» **EXERCISE INSTRUCTIONS**: Copy exactly the run of lines that begins at the line with "What data populates" and ends at the final line of the entries.

Records from a data collection
--------

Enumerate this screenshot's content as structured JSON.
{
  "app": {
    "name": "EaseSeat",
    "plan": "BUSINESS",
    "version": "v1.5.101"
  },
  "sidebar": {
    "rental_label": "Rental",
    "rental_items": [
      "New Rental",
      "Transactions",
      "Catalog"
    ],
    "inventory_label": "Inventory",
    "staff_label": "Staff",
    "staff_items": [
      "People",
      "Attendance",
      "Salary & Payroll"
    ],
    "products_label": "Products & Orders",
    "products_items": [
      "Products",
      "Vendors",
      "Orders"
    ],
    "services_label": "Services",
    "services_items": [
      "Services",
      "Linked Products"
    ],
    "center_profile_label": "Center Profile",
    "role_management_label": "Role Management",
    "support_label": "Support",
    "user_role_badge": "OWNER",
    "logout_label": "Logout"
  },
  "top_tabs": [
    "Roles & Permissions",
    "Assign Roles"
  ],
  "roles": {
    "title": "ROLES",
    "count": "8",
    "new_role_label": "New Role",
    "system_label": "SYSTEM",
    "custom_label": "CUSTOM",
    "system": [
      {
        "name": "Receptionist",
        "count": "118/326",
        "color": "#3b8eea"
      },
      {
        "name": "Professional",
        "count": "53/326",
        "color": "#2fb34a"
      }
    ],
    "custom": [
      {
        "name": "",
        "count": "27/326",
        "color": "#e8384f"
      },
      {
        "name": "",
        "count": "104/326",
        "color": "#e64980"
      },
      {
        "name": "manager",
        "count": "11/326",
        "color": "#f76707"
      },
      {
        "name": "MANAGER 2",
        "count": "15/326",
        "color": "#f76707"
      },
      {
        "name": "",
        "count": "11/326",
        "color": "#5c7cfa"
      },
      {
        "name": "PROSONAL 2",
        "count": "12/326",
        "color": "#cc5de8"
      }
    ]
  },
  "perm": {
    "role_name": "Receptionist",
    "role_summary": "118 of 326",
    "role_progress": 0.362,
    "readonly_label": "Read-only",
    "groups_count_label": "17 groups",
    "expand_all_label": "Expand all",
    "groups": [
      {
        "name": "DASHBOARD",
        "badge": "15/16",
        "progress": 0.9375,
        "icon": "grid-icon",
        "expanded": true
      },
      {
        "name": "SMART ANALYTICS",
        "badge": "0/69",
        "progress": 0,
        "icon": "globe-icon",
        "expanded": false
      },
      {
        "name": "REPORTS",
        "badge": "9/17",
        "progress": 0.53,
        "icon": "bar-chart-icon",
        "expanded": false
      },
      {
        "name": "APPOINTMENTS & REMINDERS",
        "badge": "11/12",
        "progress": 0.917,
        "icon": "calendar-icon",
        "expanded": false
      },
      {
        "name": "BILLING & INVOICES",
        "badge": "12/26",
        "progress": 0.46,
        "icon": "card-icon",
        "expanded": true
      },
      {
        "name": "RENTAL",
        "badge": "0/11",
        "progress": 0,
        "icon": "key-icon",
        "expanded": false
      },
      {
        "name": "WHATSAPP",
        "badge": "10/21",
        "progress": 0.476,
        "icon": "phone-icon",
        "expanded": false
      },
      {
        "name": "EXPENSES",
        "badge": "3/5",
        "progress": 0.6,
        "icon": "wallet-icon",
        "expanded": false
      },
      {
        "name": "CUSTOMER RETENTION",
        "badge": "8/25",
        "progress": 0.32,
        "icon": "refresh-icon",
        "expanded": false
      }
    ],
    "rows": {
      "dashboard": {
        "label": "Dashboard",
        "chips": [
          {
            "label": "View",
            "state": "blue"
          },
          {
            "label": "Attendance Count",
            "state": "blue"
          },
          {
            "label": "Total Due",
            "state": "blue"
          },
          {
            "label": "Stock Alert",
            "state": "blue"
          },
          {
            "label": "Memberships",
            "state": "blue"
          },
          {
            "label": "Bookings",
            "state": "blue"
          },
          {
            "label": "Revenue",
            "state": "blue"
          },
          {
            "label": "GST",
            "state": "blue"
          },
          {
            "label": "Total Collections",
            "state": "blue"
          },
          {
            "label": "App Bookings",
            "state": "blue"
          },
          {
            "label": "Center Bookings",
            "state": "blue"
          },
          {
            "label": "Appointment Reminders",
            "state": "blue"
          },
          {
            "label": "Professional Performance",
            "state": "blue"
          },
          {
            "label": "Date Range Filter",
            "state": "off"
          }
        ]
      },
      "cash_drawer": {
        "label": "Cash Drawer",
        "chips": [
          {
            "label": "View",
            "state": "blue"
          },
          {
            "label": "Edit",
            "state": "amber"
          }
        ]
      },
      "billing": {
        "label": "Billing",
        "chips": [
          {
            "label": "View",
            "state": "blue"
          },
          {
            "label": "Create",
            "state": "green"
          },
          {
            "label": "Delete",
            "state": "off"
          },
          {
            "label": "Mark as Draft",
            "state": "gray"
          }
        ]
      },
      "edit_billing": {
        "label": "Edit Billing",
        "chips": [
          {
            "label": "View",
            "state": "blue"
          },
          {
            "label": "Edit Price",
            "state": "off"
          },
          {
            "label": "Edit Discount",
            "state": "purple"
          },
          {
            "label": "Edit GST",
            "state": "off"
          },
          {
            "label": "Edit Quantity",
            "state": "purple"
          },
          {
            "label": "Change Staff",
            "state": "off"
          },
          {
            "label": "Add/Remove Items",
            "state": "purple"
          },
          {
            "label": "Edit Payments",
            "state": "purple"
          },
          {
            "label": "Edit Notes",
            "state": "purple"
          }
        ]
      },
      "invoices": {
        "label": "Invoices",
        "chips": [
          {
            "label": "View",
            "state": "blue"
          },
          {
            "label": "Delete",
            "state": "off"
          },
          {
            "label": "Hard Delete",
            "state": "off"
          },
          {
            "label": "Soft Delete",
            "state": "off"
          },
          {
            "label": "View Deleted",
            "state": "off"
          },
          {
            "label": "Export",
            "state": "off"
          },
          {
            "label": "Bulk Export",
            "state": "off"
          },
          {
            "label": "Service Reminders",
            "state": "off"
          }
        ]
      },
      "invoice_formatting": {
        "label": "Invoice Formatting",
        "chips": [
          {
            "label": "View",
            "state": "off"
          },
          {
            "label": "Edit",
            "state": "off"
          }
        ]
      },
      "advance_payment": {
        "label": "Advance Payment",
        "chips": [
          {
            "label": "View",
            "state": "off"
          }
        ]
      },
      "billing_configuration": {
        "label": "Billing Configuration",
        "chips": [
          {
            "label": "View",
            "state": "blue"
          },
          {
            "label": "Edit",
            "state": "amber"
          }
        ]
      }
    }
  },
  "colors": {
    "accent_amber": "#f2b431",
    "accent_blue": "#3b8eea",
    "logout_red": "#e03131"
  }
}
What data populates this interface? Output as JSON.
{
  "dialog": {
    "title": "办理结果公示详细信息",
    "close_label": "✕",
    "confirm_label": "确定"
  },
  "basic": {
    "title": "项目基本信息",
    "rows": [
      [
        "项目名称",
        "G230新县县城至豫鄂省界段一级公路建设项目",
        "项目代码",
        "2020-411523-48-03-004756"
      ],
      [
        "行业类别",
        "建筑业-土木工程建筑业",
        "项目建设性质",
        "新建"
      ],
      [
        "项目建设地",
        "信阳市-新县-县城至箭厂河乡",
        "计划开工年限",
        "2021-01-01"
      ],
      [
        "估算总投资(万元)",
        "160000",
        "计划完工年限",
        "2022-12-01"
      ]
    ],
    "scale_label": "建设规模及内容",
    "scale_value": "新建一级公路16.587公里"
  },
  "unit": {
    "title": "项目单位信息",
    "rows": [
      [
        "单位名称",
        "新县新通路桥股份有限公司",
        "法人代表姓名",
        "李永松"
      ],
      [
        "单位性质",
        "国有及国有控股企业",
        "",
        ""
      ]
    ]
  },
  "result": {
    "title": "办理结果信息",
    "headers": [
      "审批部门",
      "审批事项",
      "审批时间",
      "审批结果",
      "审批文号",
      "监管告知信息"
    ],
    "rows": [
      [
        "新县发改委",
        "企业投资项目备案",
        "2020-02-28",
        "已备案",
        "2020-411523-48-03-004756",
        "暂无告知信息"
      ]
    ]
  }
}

--------

» **RESPONSE BELOW**:
What data populates this interface? Output as JSON.
{
  "dialog": {
    "title": "办理结果公示详细信息",
    "close_label": "✕",
    "confirm_label": "确定"
  },
  "basic": {
    "title": "项目基本信息",
    "rows": [
      [
        "项目名称",
        "G230新县县城至豫鄂省界段一级公路建设项目",
        "项目代码",
        "2020-411523-48-03-004756"
      ],
      [
        "行业类别",
        "建筑业-土木工程建筑业",
        "项目建设性质",
        "新建"
      ],
      [
        "项目建设地",
        "信阳市-新县-县城至箭厂河乡",
        "计划开工年限",
        "2021-01-01"
      ],
      [
        "估算总投资(万元)",
        "160000",
        "计划完工年限",
        "2022-12-01"
      ]
    ],
    "scale_label": "建设规模及内容",
    "scale_value": "新建一级公路16.587公里"
  },
  "unit": {
    "title": "项目单位信息",
    "rows": [
      [
        "单位名称",
        "新县新通路桥股份有限公司",
        "法人代表姓名",
        "李永松"
      ],
      [
        "单位性质",
        "国有及国有控股企业",
        "",
        ""
      ]
    ]
  },
  "result": {
    "title": "办理结果信息",
    "headers": [
      "审批部门",
      "审批事项",
      "审批时间",
      "审批结果",
      "审批文号",
      "监管告知信息"
    ],
    "rows": [
      [
        "新县发改委",
        "企业投资项目备案",
        "2020-02-28",
        "已备案",
        "2020-411523-48-03-004756",
        "暂无告知信息"
      ]
    ]
  }
}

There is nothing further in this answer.